**PROBLEM REQUIREMENTS**
Select all lines with the string "Southern" in them, and copy those lines.

■ ■ ■ ■ ■

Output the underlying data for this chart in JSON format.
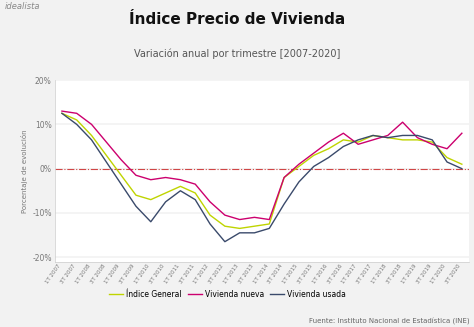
{
  "title": "Índice Precio de Vivienda",
  "subtitle": "Variación anual por trimestre [2007-2020]",
  "ylabel": "Porcentaje de evolución",
  "source": "Fuente: Instituto Nacional de Estadística (INE)",
  "watermark": "idealista",
  "background_color": "#f2f2f2",
  "background_plot": "#ffffff",
  "color_general": "#bfd400",
  "color_nueva": "#cc006e",
  "color_usada": "#3a4a6b",
  "legend_labels": [
    "Índice General",
    "Vivienda nueva",
    "Vivienda usada"
  ],
  "ylim": [
    -21,
    20
  ],
  "yticks": [
    -20,
    -10,
    0,
    10,
    20
  ],
  "xtick_labels": [
    "1T 2007",
    "3T 2007",
    "1T 2008",
    "3T 2008",
    "1T 2009",
    "3T 2009",
    "1T 2010",
    "3T 2010",
    "1T 2011",
    "3T 2011",
    "1T 2012",
    "3T 2012",
    "1T 2013",
    "3T 2013",
    "1T 2014",
    "3T 2014",
    "1T 2015",
    "3T 2015",
    "1T 2016",
    "3T 2016",
    "1T 2017",
    "3T 2017",
    "1T 2018",
    "3T 2018",
    "1T 2019",
    "3T 2019",
    "1T 2020",
    "3T 2020"
  ],
  "indice_general": [
    12.5,
    11.0,
    7.5,
    3.0,
    -1.5,
    -6.0,
    -7.0,
    -5.5,
    -4.0,
    -5.5,
    -10.5,
    -13.0,
    -13.5,
    -13.0,
    -12.5,
    -2.0,
    0.5,
    3.0,
    4.5,
    6.5,
    6.0,
    7.5,
    7.0,
    6.5,
    6.5,
    6.0,
    2.5,
    1.0
  ],
  "vivienda_nueva": [
    13.0,
    12.5,
    10.0,
    6.0,
    2.0,
    -1.5,
    -2.5,
    -2.0,
    -2.5,
    -3.5,
    -7.5,
    -10.5,
    -11.5,
    -11.0,
    -11.5,
    -2.0,
    1.0,
    3.5,
    6.0,
    8.0,
    5.5,
    6.5,
    7.5,
    10.5,
    7.0,
    5.5,
    4.5,
    8.0
  ],
  "vivienda_usada": [
    12.5,
    10.0,
    6.5,
    1.5,
    -3.5,
    -8.5,
    -12.0,
    -7.5,
    -5.0,
    -7.0,
    -12.5,
    -16.5,
    -14.5,
    -14.5,
    -13.5,
    -8.0,
    -3.0,
    0.5,
    2.5,
    5.0,
    6.5,
    7.5,
    7.0,
    7.5,
    7.5,
    6.5,
    1.5,
    0.0
  ]
}
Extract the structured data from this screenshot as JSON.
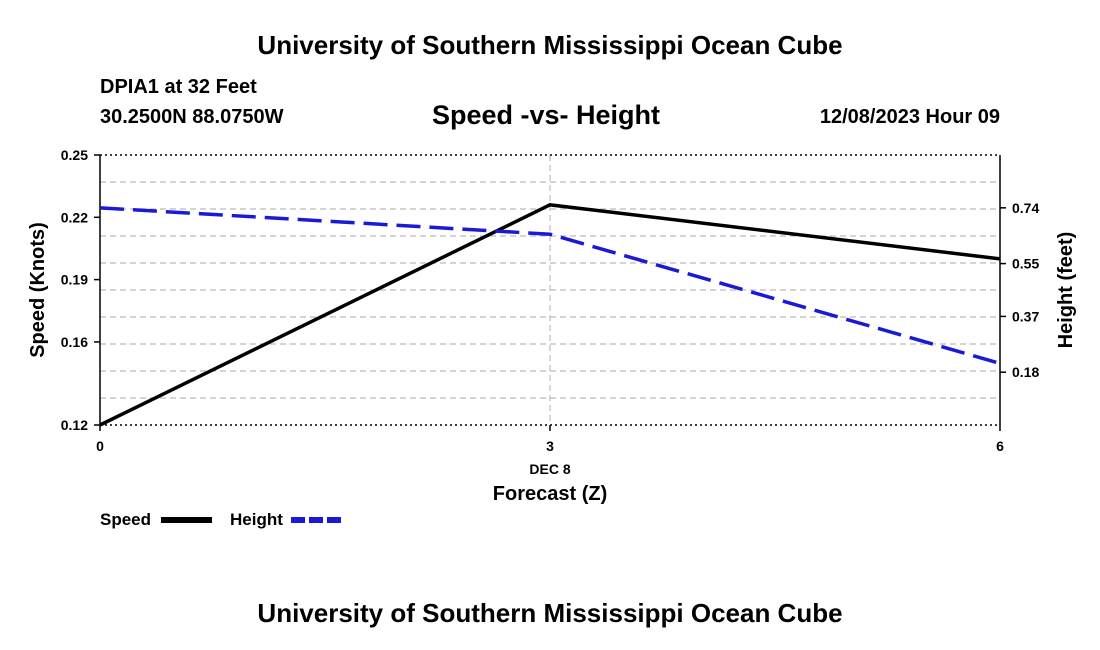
{
  "header": {
    "title": "University of Southern Mississippi Ocean Cube",
    "station": "DPIA1 at 32 Feet",
    "coordinates": "30.2500N  88.0750W",
    "subtitle": "Speed -vs- Height",
    "datetime": "12/08/2023 Hour 09"
  },
  "footer": {
    "title": "University of Southern Mississippi Ocean Cube"
  },
  "colors": {
    "speed": "#000000",
    "height": "#1a1ad6",
    "grid": "#bbbbbb"
  },
  "chart_data": {
    "type": "line",
    "title": "Speed -vs- Height",
    "x": [
      0,
      3,
      6
    ],
    "x_tick_labels": [
      "0",
      "3",
      "6"
    ],
    "x_date_label": "DEC 8",
    "xlabel": "Forecast (Z)",
    "xlim": [
      0,
      6
    ],
    "ylabel": "Speed (Knots)",
    "ylim": [
      0.12,
      0.25
    ],
    "y_ticks": [
      0.12,
      0.16,
      0.19,
      0.22,
      0.25
    ],
    "y_tick_labels": [
      "0.12",
      "0.16",
      "0.19",
      "0.22",
      "0.25"
    ],
    "y2label": "Height (feet)",
    "y2lim": [
      0.0,
      0.92
    ],
    "y2_ticks": [
      0.18,
      0.37,
      0.55,
      0.74
    ],
    "y2_tick_labels": [
      "0.18",
      "0.37",
      "0.55",
      "0.74"
    ],
    "grid": true,
    "legend_position": "bottom-left",
    "series": [
      {
        "name": "Speed",
        "axis": "left",
        "style": "solid",
        "values": [
          0.12,
          0.226,
          0.2
        ]
      },
      {
        "name": "Height",
        "axis": "right",
        "style": "dashed",
        "values": [
          0.74,
          0.65,
          0.21
        ]
      }
    ]
  }
}
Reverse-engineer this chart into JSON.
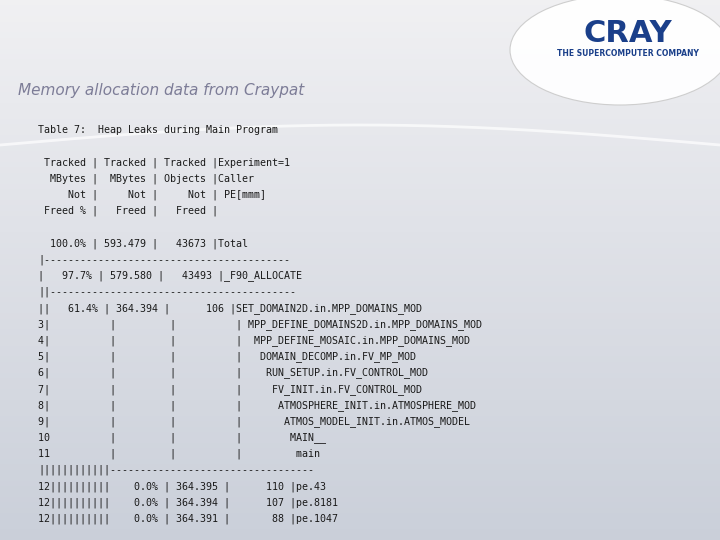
{
  "title": "Memory allocation data from Craypat",
  "bg_top_color": "#f0f0f0",
  "bg_bottom_color": "#c8ccd4",
  "text_color": "#1a1a1a",
  "title_color": "#555577",
  "title_font_size": 11,
  "content_font_size": 7.2,
  "content_lines": [
    "Table 7:  Heap Leaks during Main Program",
    "",
    " Tracked | Tracked | Tracked |Experiment=1",
    "  MBytes |  MBytes | Objects |Caller",
    "     Not |     Not |     Not | PE[mmm]",
    " Freed % |   Freed |   Freed |",
    "",
    "  100.0% | 593.479 |   43673 |Total",
    "|-----------------------------------------",
    "|   97.7% | 579.580 |   43493 |_F90_ALLOCATE",
    "||-----------------------------------------",
    "||   61.4% | 364.394 |      106 |SET_DOMAIN2D.in.MPP_DOMAINS_MOD",
    "3|          |         |          | MPP_DEFINE_DOMAINS2D.in.MPP_DOMAINS_MOD",
    "4|          |         |          |  MPP_DEFINE_MOSAIC.in.MPP_DOMAINS_MOD",
    "5|          |         |          |   DOMAIN_DECOMP.in.FV_MP_MOD",
    "6|          |         |          |    RUN_SETUP.in.FV_CONTROL_MOD",
    "7|          |         |          |     FV_INIT.in.FV_CONTROL_MOD",
    "8|          |         |          |      ATMOSPHERE_INIT.in.ATMOSPHERE_MOD",
    "9|          |         |          |       ATMOS_MODEL_INIT.in.ATMOS_MODEL",
    "10          |         |          |        MAIN__",
    "11          |         |          |         main",
    "||||||||||||----------------------------------",
    "12||||||||||    0.0% | 364.395 |      110 |pe.43",
    "12||||||||||    0.0% | 364.394 |      107 |pe.8181",
    "12||||||||||    0.0% | 364.391 |       88 |pe.1047"
  ]
}
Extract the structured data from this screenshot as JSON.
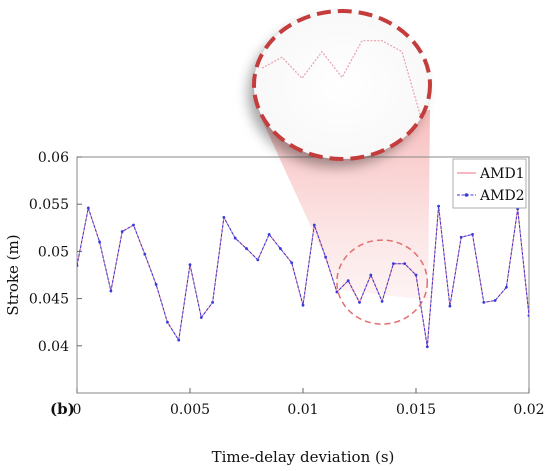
{
  "panel_label": "(b)",
  "chart_data": {
    "type": "line",
    "title": "",
    "xlabel": "Time-delay deviation (s)",
    "ylabel": "Stroke (m)",
    "xlim": [
      0,
      0.02
    ],
    "ylim": [
      0.035,
      0.06
    ],
    "x_ticks": [
      0,
      0.005,
      0.01,
      0.015,
      0.02
    ],
    "x_tick_labels": [
      "0",
      "0.005",
      "0.01",
      "0.015",
      "0.02"
    ],
    "y_ticks": [
      0.04,
      0.045,
      0.05,
      0.055,
      0.06
    ],
    "y_tick_labels": [
      "0.04",
      "0.045",
      "0.05",
      "0.055",
      "0.06"
    ],
    "grid": false,
    "legend_position": "top-right",
    "x": [
      0,
      0.0005,
      0.001,
      0.0015,
      0.002,
      0.0025,
      0.003,
      0.0035,
      0.004,
      0.0045,
      0.005,
      0.0055,
      0.006,
      0.0065,
      0.007,
      0.0075,
      0.008,
      0.0085,
      0.009,
      0.0095,
      0.01,
      0.0105,
      0.011,
      0.0115,
      0.012,
      0.0125,
      0.013,
      0.0135,
      0.014,
      0.0145,
      0.015,
      0.0155,
      0.016,
      0.0165,
      0.017,
      0.0175,
      0.018,
      0.0185,
      0.019,
      0.0195,
      0.02
    ],
    "series": [
      {
        "name": "AMD1",
        "color": "#f08c9b",
        "values": [
          0.0485,
          0.0546,
          0.051,
          0.0458,
          0.0521,
          0.0528,
          0.0497,
          0.0465,
          0.0425,
          0.0406,
          0.0486,
          0.043,
          0.0446,
          0.0536,
          0.0514,
          0.0503,
          0.0491,
          0.0518,
          0.0503,
          0.0488,
          0.0443,
          0.0528,
          0.0494,
          0.0457,
          0.0469,
          0.0446,
          0.0475,
          0.0447,
          0.0487,
          0.0487,
          0.0475,
          0.0399,
          0.0548,
          0.0442,
          0.0515,
          0.0518,
          0.0446,
          0.0448,
          0.0462,
          0.0545,
          0.0432
        ]
      },
      {
        "name": "AMD2",
        "color": "#3a3adc",
        "values": [
          0.0485,
          0.0546,
          0.051,
          0.0458,
          0.0521,
          0.0528,
          0.0497,
          0.0465,
          0.0425,
          0.0406,
          0.0486,
          0.043,
          0.0446,
          0.0536,
          0.0514,
          0.0503,
          0.0491,
          0.0518,
          0.0503,
          0.0488,
          0.0443,
          0.0528,
          0.0494,
          0.0457,
          0.0469,
          0.0446,
          0.0475,
          0.0447,
          0.0487,
          0.0487,
          0.0475,
          0.0399,
          0.0548,
          0.0442,
          0.0515,
          0.0518,
          0.0446,
          0.0448,
          0.0462,
          0.0545,
          0.0432
        ]
      }
    ],
    "annotations": [
      {
        "type": "zoom-ellipse",
        "x_range": [
          0.0115,
          0.0155
        ],
        "y_range": [
          0.0423,
          0.0512
        ],
        "color": "#e05555"
      }
    ]
  }
}
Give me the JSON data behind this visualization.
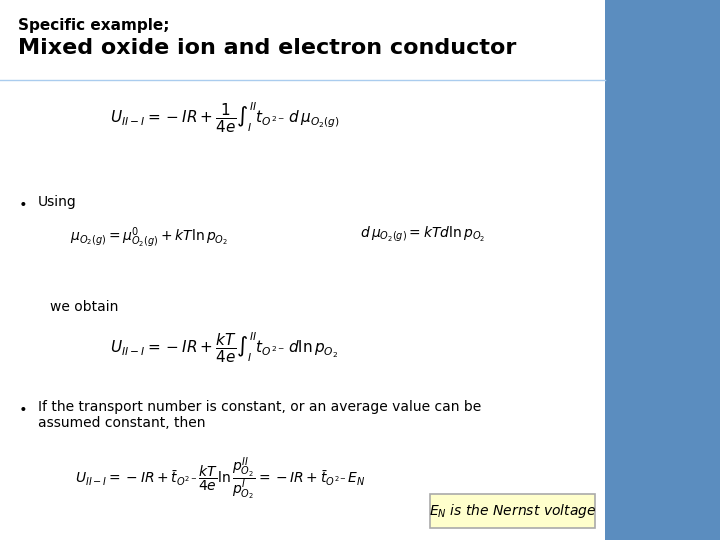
{
  "title_line1": "Specific example;",
  "title_line2": "Mixed oxide ion and electron conductor",
  "bg_color": "#ffffff",
  "right_panel_color": "#5b8dbf",
  "formula1": "$U_{II-I} = -IR + \\dfrac{1}{4e}\\int_{I}^{II} t_{O^{2-}}\\, d\\, \\mu_{O_2(g)}$",
  "bullet1": "Using",
  "formula2a": "$\\mu_{O_2(g)} = \\mu^0_{O_2(g)} + kT \\ln p_{O_2}$",
  "formula2b": "$d\\, \\mu_{O_2(g)} = kTd \\ln p_{O_2}$",
  "we_obtain": "we obtain",
  "formula3": "$U_{II-I} = -IR + \\dfrac{kT}{4e}\\int_{I}^{II} t_{O^{2-}}\\, d \\ln p_{O_2}$",
  "bullet2_line1": "If the transport number is constant, or an average value can be",
  "bullet2_line2": "assumed constant, then",
  "formula4": "$U_{II-I} = -IR + \\bar{t}_{O^{2-}}\\dfrac{kT}{4e}\\ln\\dfrac{p^{II}_{O_2}}{p^{I}_{O_2}} = -IR + \\bar{t}_{O^{2-}} E_N$",
  "nernst_box_text": "$E_N$ is the Nernst voltage",
  "nernst_box_bg": "#ffffcc",
  "nernst_box_border": "#aaaaaa",
  "title1_fontsize": 11,
  "title2_fontsize": 16,
  "body_fontsize": 10,
  "formula_fontsize": 11
}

■ ■ ■ ■ ■

**TASK SOLUTION**
    "title": "University of Southern Mississippi Ocean Cube",
    "title": "University of Southern Mississippi Ocean Cube"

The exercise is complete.